----- QUOTED TEXT -----

On 01.04.2012, at 22:13, Christophe Henry wrote:

>> on Thu Mar 29 2012, "Christophe Henry" <christophe.j.henry-AT-googlemail.com> wrote:
>>
>>>> Jurai,
>>>>
>>>> On Thu, Mar 29, 2012 at 7:07 PM, Juraj Ivančić
>>>> <juraj.ivancic_at_[hidden]> wrote:
>>>>> I know how you feel. MSM is an awesome library. Unfortunately
>>>>> compilers tend
>>>>> to disagree :)
>>>
>>> I'd say compilers should be blamed for this ;-) (I'm still wondering
>>> how it can be that compilers make such a poor use of my 6 cores with
>>> hyperthreading when compile a single object file...)
>>
>> There isn't much inherent parallelism to exploit in C++ compilation of a
>> single translation unit.
>>
>> --
>> Dave Abrahams
>> BoostPro Computing
>> http://www.boostpro.com
>
> I'm not an expert in this field, but this surprises me a bit.
> I understand that there is not much parallelism in parsing a file, but after?

-----

### EXERCISE REQUIREMENTS
[1] In the email thread on C++ compilation, shorten the paragraph that begins "I'd say compilers should be blamed" and keep its main points.
[2] According to the email thread on C++ compilation, what is there not much of to exploit when compiling a single translation unit?
[3] Carry the email thread on C++ compilation forward from its last line.

----- EXTRACTED RECORDS -----

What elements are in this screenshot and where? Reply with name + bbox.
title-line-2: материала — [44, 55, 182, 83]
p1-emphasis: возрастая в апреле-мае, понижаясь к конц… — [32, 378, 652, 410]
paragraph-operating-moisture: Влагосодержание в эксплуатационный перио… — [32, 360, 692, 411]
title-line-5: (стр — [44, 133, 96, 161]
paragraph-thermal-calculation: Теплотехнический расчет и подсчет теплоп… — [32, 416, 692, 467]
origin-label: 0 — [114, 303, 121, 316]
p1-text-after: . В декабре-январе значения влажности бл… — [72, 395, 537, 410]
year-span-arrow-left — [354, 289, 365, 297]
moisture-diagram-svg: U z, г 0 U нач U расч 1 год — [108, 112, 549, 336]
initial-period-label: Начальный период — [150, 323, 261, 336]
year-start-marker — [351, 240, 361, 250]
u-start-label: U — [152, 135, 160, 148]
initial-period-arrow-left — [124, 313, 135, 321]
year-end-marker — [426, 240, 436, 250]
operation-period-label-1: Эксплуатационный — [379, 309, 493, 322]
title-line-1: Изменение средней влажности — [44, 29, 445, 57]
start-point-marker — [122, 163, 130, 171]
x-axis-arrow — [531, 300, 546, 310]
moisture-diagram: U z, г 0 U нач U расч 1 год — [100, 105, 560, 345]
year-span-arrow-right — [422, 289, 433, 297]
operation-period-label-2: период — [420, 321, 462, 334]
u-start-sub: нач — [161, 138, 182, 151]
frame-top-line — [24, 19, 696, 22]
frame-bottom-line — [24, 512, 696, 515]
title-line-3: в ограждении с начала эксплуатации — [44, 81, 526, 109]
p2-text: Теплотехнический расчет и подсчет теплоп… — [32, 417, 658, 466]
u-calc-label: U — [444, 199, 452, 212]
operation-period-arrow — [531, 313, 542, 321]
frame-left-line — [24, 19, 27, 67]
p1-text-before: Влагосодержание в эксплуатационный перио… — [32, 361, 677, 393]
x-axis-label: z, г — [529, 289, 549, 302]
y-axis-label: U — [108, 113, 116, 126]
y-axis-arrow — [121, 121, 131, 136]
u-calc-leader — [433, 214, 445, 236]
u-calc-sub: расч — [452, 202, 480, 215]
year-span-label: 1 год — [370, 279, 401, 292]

-----

### ANSWERS FOR THE TASKS
[1] Compilers are to blame. The writer wonders why they make such poor use of six hyperthreaded cores when compiling a single object file.

[2] Inherent parallelism.

[3]
> Taking msm as example. Most of the compile time comes from template instanciations of the function process_event for every event type. Adding support for a new event adds roughly the same compilation time. Every process_event has little in common with other process_event instances. What prevents the compiler from handling each at the same time?

The locking mechanism for ASTs would probably be very complicated if you want to do template instantiation in parallel. It probably could be done, but going that route isn't very attractive because the cores are much better used compiling 6 files in parallel.